-- Begin GIVEN RECORDS --

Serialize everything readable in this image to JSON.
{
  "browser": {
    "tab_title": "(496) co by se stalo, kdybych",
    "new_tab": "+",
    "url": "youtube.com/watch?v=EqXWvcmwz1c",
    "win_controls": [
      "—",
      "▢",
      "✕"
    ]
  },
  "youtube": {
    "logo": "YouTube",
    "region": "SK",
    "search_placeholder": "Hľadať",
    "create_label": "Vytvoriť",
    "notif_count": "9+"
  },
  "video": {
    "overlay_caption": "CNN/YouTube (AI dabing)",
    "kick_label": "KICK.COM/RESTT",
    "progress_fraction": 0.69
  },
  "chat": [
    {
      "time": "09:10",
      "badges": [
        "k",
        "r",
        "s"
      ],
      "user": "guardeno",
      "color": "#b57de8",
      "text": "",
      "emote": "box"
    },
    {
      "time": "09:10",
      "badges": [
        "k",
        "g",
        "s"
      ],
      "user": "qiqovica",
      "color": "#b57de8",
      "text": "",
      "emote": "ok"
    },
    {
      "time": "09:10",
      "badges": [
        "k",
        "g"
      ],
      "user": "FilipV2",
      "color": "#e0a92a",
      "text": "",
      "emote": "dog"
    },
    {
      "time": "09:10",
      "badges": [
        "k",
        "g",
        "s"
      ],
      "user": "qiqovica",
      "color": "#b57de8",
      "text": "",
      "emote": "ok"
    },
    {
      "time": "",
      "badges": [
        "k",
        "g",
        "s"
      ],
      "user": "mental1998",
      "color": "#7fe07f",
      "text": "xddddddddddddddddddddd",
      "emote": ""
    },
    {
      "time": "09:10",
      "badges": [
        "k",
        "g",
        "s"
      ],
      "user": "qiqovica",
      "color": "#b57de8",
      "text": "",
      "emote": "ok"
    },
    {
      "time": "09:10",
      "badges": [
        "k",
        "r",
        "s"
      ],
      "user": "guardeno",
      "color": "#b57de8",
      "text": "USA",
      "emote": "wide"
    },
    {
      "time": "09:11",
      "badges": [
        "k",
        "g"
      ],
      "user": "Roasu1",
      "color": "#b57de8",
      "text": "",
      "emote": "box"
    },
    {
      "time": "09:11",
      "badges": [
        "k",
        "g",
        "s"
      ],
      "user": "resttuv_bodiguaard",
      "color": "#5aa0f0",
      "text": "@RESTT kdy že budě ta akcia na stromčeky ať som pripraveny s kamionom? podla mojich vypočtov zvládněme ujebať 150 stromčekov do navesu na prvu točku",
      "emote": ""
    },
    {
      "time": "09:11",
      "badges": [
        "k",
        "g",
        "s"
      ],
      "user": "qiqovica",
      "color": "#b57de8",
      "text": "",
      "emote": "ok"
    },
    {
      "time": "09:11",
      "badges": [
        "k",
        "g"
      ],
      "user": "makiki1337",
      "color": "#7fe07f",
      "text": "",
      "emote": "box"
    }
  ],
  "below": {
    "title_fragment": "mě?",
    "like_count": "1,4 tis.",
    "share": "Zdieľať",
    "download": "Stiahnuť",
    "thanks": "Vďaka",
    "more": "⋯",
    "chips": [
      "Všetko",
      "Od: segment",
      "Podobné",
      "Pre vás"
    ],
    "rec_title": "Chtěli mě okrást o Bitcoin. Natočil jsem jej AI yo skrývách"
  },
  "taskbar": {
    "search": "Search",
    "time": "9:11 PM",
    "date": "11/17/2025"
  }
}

-- End GIVEN RECORDS --

# YOUR GOAL:
Output the complete data exactly as written.

# TASK RESULT:
Serialize everything readable in this image to JSON.
{
  "browser": {
    "tab_title": "(496) co by se stalo, kdybych",
    "new_tab": "+",
    "url": "youtube.com/watch?v=EqXWvcmwz1c",
    "win_controls": [
      "—",
      "▢",
      "✕"
    ]
  },
  "youtube": {
    "logo": "YouTube",
    "region": "SK",
    "search_placeholder": "Hľadať",
    "create_label": "Vytvoriť",
    "notif_count": "9+"
  },
  "video": {
    "overlay_caption": "CNN/YouTube (AI dabing)",
    "kick_label": "KICK.COM/RESTT",
    "progress_fraction": 0.69
  },
  "chat": [
    {
      "time": "09:10",
      "badges": [
        "k",
        "r",
        "s"
      ],
      "user": "guardeno",
      "color": "#b57de8",
      "text": "",
      "emote": "box"
    },
    {
      "time": "09:10",
      "badges": [
        "k",
        "g",
        "s"
      ],
      "user": "qiqovica",
      "color": "#b57de8",
      "text": "",
      "emote": "ok"
    },
    {
      "time": "09:10",
      "badges": [
        "k",
        "g"
      ],
      "user": "FilipV2",
      "color": "#e0a92a",
      "text": "",
      "emote": "dog"
    },
    {
      "time": "09:10",
      "badges": [
        "k",
        "g",
        "s"
      ],
      "user": "qiqovica",
      "color": "#b57de8",
      "text": "",
      "emote": "ok"
    },
    {
      "time": "",
      "badges": [
        "k",
        "g",
        "s"
      ],
      "user": "mental1998",
      "color": "#7fe07f",
      "text": "xddddddddddddddddddddd",
      "emote": ""
    },
    {
      "time": "09:10",
      "badges": [
        "k",
        "g",
        "s"
      ],
      "user": "qiqovica",
      "color": "#b57de8",
      "text": "",
      "emote": "ok"
    },
    {
      "time": "09:10",
      "badges": [
        "k",
        "r",
        "s"
      ],
      "user": "guardeno",
      "color": "#b57de8",
      "text": "USA",
      "emote": "wide"
    },
    {
      "time": "09:11",
      "badges": [
        "k",
        "g"
      ],
      "user": "Roasu1",
      "color": "#b57de8",
      "text": "",
      "emote": "box"
    },
    {
      "time": "09:11",
      "badges": [
        "k",
        "g",
        "s"
      ],
      "user": "resttuv_bodiguaard",
      "color": "#5aa0f0",
      "text": "@RESTT kdy že budě ta akcia na stromčeky ať som pripraveny s kamionom? podla mojich vypočtov zvládněme ujebať 150 stromčekov do navesu na prvu točku",
      "emote": ""
    },
    {
      "time": "09:11",
      "badges": [
        "k",
        "g",
        "s"
      ],
      "user": "qiqovica",
      "color": "#b57de8",
      "text": "",
      "emote": "ok"
    },
    {
      "time": "09:11",
      "badges": [
        "k",
        "g"
      ],
      "user": "makiki1337",
      "color": "#7fe07f",
      "text": "",
      "emote": "box"
    }
  ],
  "below": {
    "title_fragment": "mě?",
    "like_count": "1,4 tis.",
    "share": "Zdieľať",
    "download": "Stiahnuť",
    "thanks": "Vďaka",
    "more": "⋯",
    "chips": [
      "Všetko",
      "Od: segment",
      "Podobné",
      "Pre vás"
    ],
    "rec_title": "Chtěli mě okrást o Bitcoin. Natočil jsem jej AI yo skrývách"
  },
  "taskbar": {
    "search": "Search",
    "time": "9:11 PM",
    "date": "11/17/2025"
  }
}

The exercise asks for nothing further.